Records supplied =>
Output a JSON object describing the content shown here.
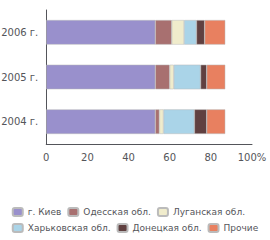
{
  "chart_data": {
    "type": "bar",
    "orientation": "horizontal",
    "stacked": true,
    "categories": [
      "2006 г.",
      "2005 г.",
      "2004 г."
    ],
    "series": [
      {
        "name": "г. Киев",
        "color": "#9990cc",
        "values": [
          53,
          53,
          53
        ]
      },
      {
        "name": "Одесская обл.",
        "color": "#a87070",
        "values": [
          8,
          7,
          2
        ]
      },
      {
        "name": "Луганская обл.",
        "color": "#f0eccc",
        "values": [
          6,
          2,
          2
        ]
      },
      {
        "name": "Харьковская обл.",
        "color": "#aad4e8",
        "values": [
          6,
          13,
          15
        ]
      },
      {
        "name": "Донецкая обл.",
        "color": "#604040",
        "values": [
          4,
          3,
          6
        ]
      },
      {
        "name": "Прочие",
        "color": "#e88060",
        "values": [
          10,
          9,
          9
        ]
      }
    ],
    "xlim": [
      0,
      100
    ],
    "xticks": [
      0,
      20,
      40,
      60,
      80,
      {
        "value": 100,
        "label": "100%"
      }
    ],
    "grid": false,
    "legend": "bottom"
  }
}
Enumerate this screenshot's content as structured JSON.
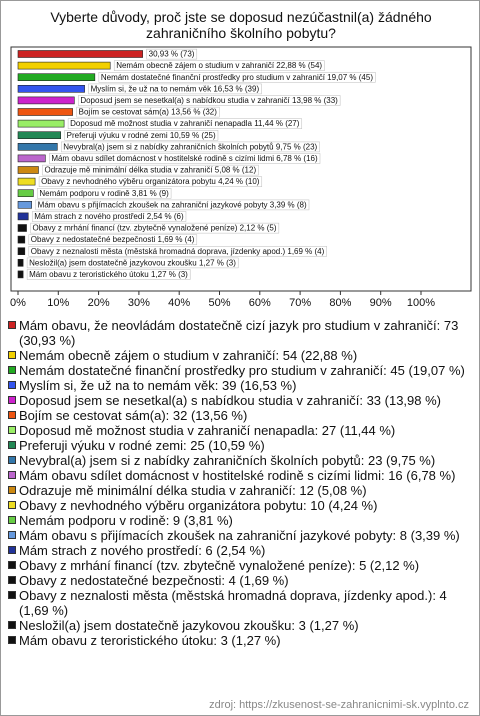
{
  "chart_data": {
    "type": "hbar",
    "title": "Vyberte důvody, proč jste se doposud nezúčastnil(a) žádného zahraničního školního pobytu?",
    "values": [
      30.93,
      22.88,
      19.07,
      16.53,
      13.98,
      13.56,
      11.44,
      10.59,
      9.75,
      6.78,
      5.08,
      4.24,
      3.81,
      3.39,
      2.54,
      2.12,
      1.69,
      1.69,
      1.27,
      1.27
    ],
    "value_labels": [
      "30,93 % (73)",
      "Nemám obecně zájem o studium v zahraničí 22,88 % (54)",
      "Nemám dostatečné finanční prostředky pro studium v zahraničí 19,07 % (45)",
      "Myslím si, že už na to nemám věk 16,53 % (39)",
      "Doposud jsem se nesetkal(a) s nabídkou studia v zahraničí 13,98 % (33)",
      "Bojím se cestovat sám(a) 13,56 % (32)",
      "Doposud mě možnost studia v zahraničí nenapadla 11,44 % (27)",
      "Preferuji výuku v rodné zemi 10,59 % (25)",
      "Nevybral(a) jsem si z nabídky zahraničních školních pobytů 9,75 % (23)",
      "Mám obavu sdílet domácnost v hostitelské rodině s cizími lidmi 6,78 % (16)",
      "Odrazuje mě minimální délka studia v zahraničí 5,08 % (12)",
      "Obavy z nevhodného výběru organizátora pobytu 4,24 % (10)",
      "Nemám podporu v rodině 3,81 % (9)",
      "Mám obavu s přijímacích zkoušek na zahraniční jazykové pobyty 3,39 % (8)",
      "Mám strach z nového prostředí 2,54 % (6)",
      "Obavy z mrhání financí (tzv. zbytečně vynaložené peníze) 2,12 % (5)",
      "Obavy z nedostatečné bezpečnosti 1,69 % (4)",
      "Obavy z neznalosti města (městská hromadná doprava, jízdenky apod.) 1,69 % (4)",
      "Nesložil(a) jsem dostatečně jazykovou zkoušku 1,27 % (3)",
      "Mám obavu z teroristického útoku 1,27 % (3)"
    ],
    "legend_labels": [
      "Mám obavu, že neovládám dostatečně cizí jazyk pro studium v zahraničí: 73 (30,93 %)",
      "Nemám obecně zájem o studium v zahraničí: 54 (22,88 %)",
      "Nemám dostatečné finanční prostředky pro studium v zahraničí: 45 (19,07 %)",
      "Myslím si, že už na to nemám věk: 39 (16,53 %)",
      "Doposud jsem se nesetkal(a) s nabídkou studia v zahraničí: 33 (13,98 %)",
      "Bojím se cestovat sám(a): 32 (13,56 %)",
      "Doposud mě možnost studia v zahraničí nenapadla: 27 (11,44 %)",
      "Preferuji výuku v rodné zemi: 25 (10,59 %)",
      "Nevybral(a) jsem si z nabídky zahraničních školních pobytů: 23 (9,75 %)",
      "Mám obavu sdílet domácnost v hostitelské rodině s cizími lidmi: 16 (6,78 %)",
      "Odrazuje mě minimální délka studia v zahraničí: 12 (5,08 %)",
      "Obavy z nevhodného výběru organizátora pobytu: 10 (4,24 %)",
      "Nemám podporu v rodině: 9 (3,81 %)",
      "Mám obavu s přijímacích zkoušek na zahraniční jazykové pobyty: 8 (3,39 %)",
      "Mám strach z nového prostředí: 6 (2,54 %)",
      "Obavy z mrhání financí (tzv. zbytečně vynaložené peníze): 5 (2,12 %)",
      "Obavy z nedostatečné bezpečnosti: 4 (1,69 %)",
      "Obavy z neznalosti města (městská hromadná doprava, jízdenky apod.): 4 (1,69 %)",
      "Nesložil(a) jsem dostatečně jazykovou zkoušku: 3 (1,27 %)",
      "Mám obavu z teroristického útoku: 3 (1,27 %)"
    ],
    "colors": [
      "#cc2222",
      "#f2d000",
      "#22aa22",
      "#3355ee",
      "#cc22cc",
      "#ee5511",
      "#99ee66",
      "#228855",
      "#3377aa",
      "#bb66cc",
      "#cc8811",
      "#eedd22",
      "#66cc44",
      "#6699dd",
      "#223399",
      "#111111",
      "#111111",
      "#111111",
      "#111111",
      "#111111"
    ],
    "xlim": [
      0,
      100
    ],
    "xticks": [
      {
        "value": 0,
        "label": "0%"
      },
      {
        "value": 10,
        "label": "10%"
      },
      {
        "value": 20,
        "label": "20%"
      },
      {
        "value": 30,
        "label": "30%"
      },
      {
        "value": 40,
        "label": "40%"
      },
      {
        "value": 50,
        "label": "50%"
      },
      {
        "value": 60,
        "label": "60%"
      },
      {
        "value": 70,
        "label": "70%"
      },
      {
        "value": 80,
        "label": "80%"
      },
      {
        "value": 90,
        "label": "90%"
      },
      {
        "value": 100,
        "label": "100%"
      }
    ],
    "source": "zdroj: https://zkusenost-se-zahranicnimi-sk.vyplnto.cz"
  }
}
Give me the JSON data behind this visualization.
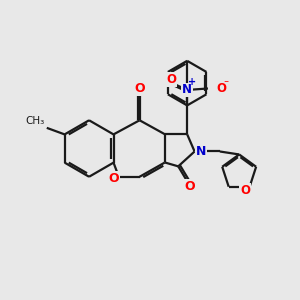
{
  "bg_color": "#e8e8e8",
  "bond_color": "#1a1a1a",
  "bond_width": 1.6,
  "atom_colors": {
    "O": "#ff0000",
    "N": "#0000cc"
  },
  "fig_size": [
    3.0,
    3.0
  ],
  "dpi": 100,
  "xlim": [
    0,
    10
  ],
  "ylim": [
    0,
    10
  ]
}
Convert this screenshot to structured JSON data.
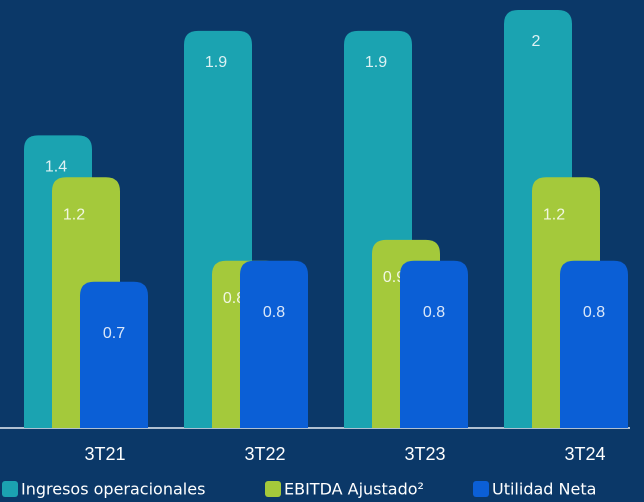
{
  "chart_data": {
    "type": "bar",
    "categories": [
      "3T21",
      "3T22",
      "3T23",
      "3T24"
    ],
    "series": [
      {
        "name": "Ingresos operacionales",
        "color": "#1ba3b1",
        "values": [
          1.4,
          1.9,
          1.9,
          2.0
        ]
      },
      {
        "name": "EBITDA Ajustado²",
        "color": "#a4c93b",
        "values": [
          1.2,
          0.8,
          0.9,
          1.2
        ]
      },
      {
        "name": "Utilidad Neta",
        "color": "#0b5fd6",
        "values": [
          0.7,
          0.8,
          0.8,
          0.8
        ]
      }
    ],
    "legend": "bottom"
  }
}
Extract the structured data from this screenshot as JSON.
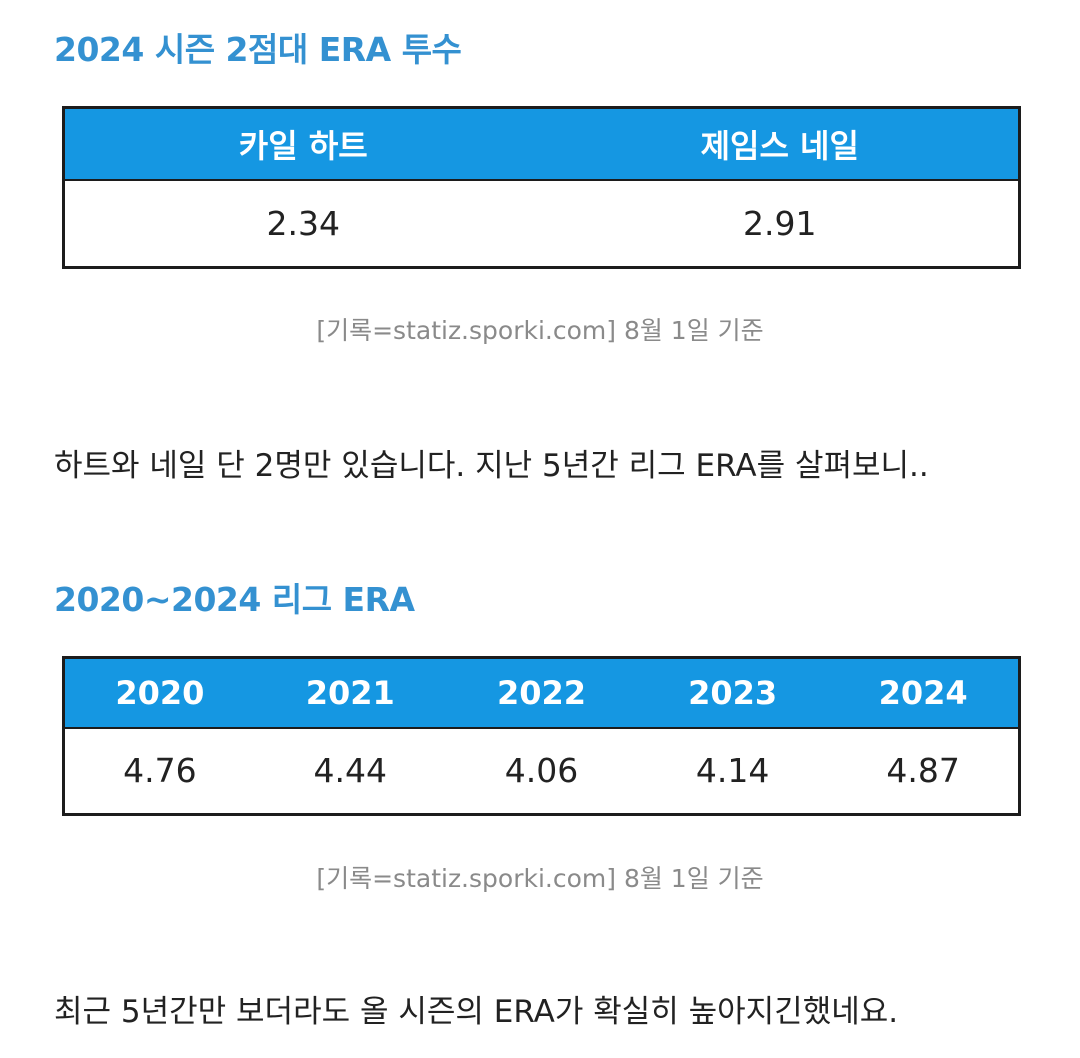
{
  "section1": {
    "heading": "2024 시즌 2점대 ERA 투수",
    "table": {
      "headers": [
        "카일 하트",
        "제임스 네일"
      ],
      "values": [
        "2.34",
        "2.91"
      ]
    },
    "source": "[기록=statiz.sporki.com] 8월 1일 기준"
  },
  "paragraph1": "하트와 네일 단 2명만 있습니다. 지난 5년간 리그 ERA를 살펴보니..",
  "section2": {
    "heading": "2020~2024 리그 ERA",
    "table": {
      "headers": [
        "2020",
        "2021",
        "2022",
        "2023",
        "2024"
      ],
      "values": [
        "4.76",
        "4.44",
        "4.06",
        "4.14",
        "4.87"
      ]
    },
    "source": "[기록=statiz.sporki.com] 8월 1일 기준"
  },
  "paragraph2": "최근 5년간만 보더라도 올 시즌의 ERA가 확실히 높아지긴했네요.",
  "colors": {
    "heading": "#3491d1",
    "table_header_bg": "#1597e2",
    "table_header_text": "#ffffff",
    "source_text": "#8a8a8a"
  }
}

Brief => Skip the pictures and copy exactly the lines from the one containing "Extract the structured" through the end of the material, both ends included.

Answer =>
Extract the structured data from this screenshot as JSON.
{
  "section1": {
    "heading": "2024 시즌 2점대 ERA 투수",
    "table": {
      "headers": [
        "카일 하트",
        "제임스 네일"
      ],
      "values": [
        "2.34",
        "2.91"
      ]
    },
    "source": "[기록=statiz.sporki.com] 8월 1일 기준"
  },
  "paragraph1": "하트와 네일 단 2명만 있습니다. 지난 5년간 리그 ERA를 살펴보니..",
  "section2": {
    "heading": "2020~2024 리그 ERA",
    "table": {
      "headers": [
        "2020",
        "2021",
        "2022",
        "2023",
        "2024"
      ],
      "values": [
        "4.76",
        "4.44",
        "4.06",
        "4.14",
        "4.87"
      ]
    },
    "source": "[기록=statiz.sporki.com] 8월 1일 기준"
  },
  "paragraph2": "최근 5년간만 보더라도 올 시즌의 ERA가 확실히 높아지긴했네요.",
  "colors": {
    "heading": "#3491d1",
    "table_header_bg": "#1597e2",
    "table_header_text": "#ffffff",
    "source_text": "#8a8a8a"
  }
}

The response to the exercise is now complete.